begin Excerpt provided

[AusNOG] Write up - Big ISP, little ISP, local internet exchanges
Matthew Moyle-Croft
mmc at internode.com.au
Mon Sep 15 08:10:02 EST 2008
Edwin Groothuis wrote:
> The solution is a pure technical one: adjust the network to
> reflectwhat you are offering. Or say you are offering. Or what you
> said you were going to be offering.
>
> Edwin`16
>
Ultimately all we're looking for is a way of communicating a single bit
of information as meta data along with each packet. All we need to
know is "did this packet enter our network on a transit or peering
interface?". If a packet enters via a peering point then it shouldn't
leave via peering or transit. If a packet enters via transit it
shouldn't leave via a transit or peering port.
So, you could, assuming your network is MPLS enabled use the MPLS TE
bits (assuming you're not using them for QoS - even if you are I reckon
you probably aren't using all 3 bits). If a packet enters via peering
or transit, set a bit. On exit at a peering or transit bit, use a
policy map or your partitcular router vendor's mechanism to enforce
this. You could also mangle the packets and use the DSCP/ToS bits if
you don't mind doing that.

end Excerpt provided

- Given task
Continue the AusNOG mailing-list post about marking packets that enter the network on a transit or peering interface, starting after its final sentence.

begin Source excerpt

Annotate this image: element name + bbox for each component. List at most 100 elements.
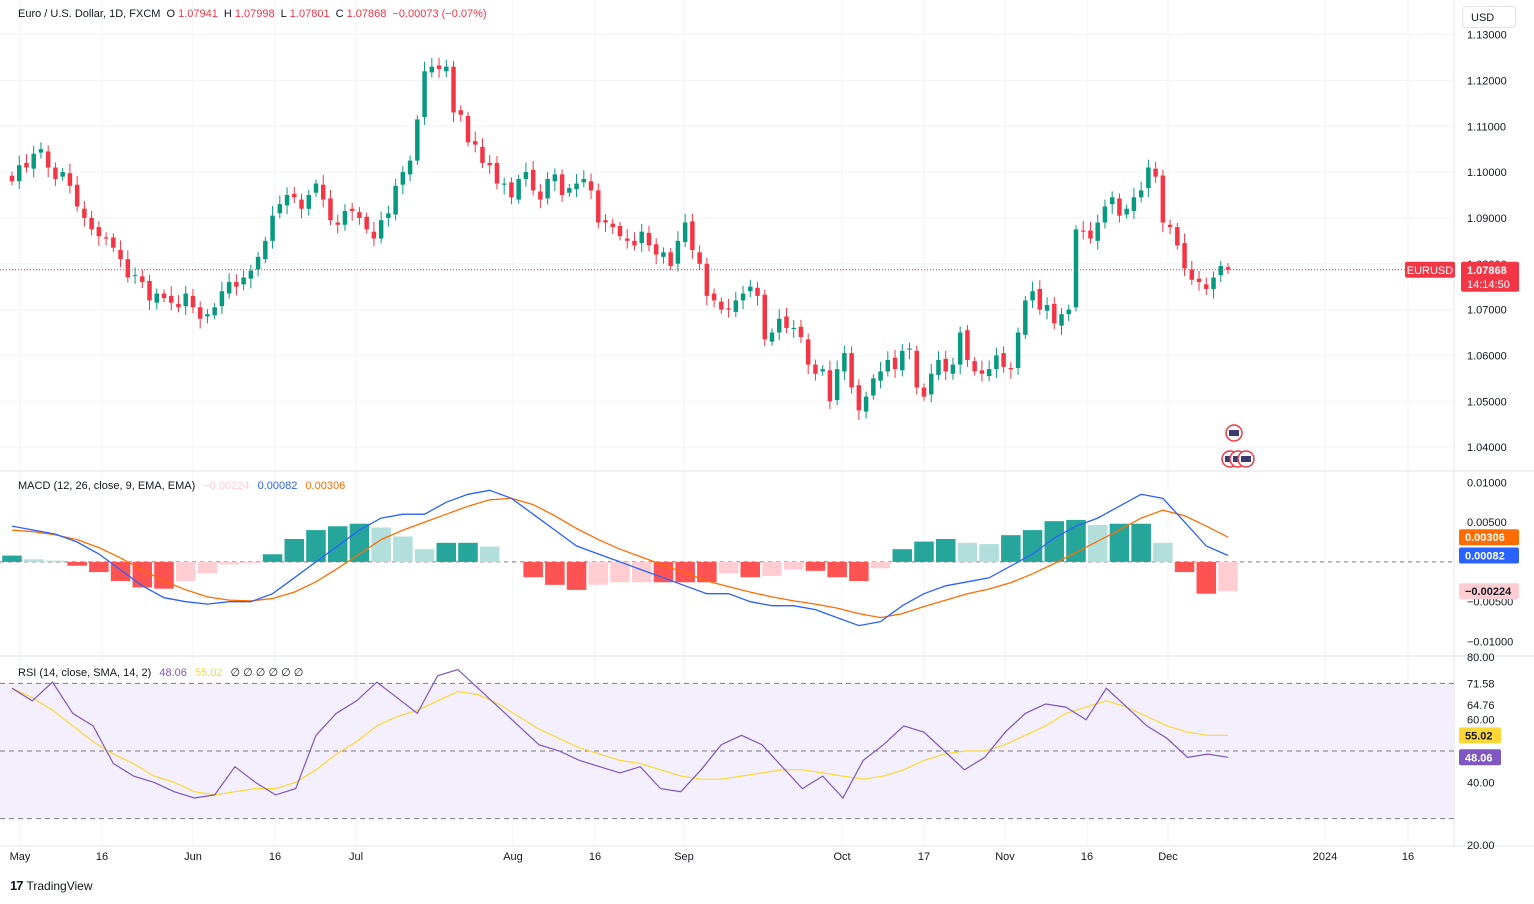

end Source excerpt

- Exercise answer
The great thing about this solution is it doesn't require updating any
filters or creating a whole lot of tunnels or wierd things. It should
be a set and forget on just the external interfaces.
Maybe it's possible to do something more clever with MPLS - maybe
prevent various label paths existing would also prevent the packets even
having to be carried.
A whole lot of our networking issues would probably be a lot easier if
we could carry some meta data with packets and have it interact with the
forwarding policy. I guess TE bits are an example, but a more generic
version would be nice.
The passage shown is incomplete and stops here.